=== MATERIAL TO PROCESS ===

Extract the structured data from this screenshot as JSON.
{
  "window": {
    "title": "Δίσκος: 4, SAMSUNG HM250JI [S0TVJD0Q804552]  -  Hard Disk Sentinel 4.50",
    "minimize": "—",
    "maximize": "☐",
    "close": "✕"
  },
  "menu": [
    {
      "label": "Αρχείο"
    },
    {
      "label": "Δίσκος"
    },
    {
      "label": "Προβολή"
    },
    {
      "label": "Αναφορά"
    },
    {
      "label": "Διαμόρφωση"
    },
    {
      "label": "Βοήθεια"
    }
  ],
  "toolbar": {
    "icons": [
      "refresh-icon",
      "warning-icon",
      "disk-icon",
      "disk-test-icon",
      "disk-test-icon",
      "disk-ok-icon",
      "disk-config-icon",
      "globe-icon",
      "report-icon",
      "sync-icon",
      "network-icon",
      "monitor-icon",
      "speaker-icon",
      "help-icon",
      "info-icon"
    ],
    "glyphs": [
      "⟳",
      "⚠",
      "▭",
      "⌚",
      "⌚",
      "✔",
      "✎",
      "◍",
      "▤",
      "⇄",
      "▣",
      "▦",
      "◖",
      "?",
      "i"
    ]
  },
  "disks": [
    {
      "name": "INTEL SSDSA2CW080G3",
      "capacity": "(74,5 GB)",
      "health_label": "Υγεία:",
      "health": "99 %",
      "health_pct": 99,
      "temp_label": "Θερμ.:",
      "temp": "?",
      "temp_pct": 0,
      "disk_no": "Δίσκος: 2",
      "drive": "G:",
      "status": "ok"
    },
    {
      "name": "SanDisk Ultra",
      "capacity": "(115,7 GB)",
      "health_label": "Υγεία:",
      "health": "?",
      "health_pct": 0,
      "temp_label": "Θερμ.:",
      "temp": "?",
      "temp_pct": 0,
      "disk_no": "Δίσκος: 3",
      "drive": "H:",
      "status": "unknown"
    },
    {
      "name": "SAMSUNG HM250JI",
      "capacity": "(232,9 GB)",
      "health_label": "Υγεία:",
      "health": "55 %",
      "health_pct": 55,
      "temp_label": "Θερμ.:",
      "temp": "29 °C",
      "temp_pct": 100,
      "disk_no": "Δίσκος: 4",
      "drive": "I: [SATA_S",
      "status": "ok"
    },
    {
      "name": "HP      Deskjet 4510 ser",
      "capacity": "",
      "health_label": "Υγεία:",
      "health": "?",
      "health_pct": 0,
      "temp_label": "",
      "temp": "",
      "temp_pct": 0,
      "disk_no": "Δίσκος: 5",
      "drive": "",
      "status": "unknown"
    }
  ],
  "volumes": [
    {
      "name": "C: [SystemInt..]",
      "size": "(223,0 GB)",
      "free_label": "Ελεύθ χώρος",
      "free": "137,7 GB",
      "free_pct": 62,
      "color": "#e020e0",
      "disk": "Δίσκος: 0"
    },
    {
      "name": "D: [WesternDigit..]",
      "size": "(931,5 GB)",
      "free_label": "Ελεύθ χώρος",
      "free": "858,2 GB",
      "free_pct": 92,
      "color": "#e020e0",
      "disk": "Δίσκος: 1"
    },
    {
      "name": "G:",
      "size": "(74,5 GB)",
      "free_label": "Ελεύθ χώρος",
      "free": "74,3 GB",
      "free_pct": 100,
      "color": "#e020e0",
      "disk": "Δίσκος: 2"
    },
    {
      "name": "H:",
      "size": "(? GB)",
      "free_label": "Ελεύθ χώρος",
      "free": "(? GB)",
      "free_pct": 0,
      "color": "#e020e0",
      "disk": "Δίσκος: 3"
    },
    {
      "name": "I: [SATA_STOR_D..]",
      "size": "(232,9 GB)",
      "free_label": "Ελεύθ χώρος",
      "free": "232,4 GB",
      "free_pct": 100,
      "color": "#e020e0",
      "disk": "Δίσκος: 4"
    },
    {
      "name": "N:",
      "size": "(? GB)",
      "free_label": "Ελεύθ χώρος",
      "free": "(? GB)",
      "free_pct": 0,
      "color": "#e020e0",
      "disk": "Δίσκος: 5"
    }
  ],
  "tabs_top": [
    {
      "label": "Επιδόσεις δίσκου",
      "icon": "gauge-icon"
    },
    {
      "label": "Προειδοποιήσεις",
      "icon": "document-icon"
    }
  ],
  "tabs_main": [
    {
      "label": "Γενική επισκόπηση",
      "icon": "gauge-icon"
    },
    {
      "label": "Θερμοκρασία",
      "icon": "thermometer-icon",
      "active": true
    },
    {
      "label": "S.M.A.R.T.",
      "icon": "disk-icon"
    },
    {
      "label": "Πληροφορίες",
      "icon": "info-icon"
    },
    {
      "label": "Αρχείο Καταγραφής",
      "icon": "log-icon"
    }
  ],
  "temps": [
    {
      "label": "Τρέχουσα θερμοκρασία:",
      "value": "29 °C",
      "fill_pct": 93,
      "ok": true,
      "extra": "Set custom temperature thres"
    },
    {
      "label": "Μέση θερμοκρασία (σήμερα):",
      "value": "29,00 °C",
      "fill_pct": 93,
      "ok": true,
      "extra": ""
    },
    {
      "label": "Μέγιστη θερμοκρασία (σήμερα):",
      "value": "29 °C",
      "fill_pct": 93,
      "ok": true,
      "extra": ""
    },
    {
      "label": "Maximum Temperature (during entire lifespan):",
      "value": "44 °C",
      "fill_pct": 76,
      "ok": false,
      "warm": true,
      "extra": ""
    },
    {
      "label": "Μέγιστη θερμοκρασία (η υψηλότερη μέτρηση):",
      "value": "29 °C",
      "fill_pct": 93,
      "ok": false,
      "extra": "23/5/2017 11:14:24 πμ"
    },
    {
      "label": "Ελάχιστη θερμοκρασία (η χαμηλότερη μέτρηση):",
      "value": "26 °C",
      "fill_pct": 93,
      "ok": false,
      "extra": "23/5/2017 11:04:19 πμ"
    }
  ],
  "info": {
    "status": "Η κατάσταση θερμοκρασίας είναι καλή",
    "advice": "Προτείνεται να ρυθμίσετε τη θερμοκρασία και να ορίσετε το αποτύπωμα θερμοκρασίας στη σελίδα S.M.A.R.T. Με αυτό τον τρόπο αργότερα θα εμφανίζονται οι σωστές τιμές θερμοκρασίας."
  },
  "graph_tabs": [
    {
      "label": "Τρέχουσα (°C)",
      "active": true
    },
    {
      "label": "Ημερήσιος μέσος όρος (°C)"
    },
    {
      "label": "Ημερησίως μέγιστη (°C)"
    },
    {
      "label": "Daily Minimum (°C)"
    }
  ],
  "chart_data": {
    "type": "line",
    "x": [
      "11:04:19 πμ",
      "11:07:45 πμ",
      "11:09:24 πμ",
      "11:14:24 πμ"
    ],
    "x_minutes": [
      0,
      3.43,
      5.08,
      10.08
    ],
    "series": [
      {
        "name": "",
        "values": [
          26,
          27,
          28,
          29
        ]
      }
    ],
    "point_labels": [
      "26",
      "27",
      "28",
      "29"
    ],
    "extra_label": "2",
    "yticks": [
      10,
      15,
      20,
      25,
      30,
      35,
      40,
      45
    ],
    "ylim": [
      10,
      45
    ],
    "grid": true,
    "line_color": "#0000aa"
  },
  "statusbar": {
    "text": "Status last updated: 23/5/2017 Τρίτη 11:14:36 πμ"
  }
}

===

Indicate how many lines of the material contain the string "name", giving the number and nothing more.

11